**Written request:**
Determine which lines contain the word "text", then copy those lines.

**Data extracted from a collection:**
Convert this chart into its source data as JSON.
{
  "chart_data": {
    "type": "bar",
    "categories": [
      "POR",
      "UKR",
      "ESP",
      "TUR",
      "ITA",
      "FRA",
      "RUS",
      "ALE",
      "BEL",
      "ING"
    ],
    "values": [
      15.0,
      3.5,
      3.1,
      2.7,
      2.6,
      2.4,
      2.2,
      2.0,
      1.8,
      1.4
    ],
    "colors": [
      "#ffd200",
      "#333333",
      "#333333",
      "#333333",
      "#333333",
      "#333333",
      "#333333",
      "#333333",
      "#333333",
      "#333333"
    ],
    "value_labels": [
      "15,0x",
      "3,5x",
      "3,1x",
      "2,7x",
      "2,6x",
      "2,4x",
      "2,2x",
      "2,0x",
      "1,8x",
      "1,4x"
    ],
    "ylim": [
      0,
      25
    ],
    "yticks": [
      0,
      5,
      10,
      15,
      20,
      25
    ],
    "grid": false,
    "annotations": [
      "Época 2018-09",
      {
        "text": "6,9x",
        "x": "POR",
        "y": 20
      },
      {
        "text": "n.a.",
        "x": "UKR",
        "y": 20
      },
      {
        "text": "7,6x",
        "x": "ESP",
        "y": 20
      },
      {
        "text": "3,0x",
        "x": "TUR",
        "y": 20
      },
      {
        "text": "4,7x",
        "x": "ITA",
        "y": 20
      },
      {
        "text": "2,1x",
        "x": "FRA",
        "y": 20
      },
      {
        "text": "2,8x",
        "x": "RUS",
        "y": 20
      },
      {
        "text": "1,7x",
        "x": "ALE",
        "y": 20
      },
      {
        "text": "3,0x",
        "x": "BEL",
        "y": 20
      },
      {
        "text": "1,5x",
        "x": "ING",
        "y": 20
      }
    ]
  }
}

**Answer to the problem:**
        "text": "6,9x",
        "text": "n.a.",
        "text": "7,6x",
        "text": "3,0x",
        "text": "4,7x",
        "text": "2,1x",
        "text": "2,8x",
        "text": "1,7x",
        "text": "3,0x",
        "text": "1,5x",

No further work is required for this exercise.